++++ RECORDS TO PROCESS
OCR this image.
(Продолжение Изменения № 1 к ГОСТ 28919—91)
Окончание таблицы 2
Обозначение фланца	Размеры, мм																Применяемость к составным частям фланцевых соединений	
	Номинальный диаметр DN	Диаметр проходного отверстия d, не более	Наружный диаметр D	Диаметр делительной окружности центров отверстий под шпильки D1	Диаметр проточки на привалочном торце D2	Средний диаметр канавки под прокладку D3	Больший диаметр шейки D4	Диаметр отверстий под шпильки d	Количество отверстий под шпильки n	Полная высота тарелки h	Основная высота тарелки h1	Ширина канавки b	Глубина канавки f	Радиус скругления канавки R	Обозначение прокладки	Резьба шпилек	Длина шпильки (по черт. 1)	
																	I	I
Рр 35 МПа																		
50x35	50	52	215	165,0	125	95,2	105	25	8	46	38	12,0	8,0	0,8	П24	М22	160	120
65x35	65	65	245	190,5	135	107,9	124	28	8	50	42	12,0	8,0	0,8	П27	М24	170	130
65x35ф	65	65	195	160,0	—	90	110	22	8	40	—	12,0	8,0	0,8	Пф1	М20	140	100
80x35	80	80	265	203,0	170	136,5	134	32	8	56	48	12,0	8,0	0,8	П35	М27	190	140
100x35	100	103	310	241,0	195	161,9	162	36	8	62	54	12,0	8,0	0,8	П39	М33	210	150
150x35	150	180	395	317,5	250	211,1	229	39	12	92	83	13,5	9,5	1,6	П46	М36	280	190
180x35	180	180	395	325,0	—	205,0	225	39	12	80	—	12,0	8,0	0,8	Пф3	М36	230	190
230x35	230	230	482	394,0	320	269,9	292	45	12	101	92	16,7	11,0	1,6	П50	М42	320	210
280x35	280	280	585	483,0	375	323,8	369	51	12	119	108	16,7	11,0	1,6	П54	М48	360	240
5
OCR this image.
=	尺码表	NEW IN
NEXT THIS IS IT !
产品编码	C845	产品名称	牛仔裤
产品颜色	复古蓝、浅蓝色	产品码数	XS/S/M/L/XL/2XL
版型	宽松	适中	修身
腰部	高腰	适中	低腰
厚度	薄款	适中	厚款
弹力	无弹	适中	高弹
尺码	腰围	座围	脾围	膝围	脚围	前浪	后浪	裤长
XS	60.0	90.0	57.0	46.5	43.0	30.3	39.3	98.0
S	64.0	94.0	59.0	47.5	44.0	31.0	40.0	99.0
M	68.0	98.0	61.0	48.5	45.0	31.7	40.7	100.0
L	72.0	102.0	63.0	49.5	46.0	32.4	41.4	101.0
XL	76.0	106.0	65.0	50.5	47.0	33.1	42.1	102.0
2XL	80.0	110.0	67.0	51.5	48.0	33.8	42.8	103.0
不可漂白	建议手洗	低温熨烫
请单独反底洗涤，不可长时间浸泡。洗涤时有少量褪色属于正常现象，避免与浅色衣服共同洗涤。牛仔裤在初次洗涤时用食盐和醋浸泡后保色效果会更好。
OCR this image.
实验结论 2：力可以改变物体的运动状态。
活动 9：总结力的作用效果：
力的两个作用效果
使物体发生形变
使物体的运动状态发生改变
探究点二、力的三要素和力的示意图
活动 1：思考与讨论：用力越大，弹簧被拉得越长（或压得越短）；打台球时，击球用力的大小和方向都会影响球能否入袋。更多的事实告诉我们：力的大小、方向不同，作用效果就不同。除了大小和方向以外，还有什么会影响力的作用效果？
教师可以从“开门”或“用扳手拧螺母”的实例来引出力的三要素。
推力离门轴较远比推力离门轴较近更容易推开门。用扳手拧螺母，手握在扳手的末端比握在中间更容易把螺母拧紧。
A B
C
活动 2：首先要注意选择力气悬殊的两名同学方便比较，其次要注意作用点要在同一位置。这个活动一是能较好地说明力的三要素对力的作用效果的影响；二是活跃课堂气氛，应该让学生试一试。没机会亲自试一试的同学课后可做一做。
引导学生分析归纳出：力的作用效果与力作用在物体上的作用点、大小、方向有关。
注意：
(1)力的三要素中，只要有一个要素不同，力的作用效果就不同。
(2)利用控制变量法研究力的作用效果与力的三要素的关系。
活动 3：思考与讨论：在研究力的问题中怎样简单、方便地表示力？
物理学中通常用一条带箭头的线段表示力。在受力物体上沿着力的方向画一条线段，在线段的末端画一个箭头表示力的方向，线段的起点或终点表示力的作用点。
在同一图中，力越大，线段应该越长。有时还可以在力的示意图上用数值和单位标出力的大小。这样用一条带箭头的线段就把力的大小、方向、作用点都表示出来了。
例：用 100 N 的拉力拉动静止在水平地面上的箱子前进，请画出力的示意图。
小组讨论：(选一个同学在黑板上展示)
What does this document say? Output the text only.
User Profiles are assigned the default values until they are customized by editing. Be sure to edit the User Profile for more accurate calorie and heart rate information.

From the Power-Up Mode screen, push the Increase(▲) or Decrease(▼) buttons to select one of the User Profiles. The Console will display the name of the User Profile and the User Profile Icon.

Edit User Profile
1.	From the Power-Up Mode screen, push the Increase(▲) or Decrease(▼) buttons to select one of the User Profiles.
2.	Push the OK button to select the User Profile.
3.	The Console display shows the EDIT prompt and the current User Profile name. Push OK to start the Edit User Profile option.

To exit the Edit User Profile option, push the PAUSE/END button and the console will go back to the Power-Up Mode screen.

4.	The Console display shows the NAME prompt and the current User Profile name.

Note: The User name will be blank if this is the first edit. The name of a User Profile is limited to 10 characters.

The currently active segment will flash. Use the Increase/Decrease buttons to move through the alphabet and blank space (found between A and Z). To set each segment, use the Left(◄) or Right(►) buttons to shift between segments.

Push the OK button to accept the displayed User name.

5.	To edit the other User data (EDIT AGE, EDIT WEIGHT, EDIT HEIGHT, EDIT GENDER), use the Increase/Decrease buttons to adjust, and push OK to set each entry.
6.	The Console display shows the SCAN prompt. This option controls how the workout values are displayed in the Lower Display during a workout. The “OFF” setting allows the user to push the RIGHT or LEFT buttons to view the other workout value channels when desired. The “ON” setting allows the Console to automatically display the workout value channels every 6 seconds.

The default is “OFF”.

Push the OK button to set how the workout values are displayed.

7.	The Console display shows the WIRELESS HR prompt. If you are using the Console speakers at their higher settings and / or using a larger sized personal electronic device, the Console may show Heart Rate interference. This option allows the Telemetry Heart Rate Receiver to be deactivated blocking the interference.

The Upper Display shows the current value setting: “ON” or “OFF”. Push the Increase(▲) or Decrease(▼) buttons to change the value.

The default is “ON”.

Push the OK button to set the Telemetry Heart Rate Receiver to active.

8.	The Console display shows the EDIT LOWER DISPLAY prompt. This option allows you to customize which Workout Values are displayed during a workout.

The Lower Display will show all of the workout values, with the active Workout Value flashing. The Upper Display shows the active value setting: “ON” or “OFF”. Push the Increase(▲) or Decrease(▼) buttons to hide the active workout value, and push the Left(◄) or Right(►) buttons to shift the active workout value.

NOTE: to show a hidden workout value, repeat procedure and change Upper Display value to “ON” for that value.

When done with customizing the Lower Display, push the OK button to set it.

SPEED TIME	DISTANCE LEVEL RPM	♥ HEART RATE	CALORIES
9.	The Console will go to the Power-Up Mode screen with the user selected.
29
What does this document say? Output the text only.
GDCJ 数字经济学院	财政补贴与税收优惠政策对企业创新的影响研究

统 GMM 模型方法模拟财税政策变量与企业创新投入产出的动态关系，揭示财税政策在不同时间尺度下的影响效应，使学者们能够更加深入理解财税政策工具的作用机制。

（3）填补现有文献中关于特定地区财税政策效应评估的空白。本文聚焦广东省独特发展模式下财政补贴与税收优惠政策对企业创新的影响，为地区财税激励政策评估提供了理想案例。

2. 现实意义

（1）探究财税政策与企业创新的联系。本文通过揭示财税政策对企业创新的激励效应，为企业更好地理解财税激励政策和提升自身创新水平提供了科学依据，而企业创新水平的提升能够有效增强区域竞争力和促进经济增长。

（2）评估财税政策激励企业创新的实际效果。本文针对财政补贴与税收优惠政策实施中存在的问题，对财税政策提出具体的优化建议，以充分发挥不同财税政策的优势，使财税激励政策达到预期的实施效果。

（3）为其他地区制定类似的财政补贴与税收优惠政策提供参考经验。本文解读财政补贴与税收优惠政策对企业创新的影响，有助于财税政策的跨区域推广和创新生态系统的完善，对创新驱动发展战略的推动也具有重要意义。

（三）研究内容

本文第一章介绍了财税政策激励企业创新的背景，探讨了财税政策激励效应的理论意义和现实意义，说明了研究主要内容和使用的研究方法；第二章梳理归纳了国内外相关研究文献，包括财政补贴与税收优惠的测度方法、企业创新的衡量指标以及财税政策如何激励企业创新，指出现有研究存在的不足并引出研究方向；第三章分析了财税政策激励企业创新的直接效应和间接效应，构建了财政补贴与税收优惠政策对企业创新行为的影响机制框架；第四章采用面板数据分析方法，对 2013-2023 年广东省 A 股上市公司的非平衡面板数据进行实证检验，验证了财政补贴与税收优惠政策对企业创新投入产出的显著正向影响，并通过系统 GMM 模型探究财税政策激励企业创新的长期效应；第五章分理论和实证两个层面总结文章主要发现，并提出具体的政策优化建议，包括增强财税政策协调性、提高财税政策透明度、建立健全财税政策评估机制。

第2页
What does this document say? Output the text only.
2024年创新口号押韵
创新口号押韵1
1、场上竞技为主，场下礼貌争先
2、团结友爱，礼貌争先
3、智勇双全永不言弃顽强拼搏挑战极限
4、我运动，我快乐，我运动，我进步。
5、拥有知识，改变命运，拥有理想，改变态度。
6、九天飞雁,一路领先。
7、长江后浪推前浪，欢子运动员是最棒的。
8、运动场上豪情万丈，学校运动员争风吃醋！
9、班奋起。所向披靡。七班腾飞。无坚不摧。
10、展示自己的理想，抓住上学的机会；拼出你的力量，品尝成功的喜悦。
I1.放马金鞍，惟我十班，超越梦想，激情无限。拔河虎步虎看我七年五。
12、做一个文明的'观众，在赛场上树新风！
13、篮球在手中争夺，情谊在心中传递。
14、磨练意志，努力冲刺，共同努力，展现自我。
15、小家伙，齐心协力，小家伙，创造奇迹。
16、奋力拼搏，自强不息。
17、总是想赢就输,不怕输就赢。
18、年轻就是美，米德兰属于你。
++++++++
→ WHAT YOU WILL DO
Return all lines containing the word "each".

→ SOLUTION FOR THIS EXERCISE
The currently active segment will flash. Use the Increase/Decrease buttons to move through the alphabet and blank space (found between A and Z). To set each segment, use the Left(◄) or Right(►) buttons to shift between segments.
5.	To edit the other User data (EDIT AGE, EDIT WEIGHT, EDIT HEIGHT, EDIT GENDER), use the Increase/Decrease buttons to adjust, and push OK to set each entry.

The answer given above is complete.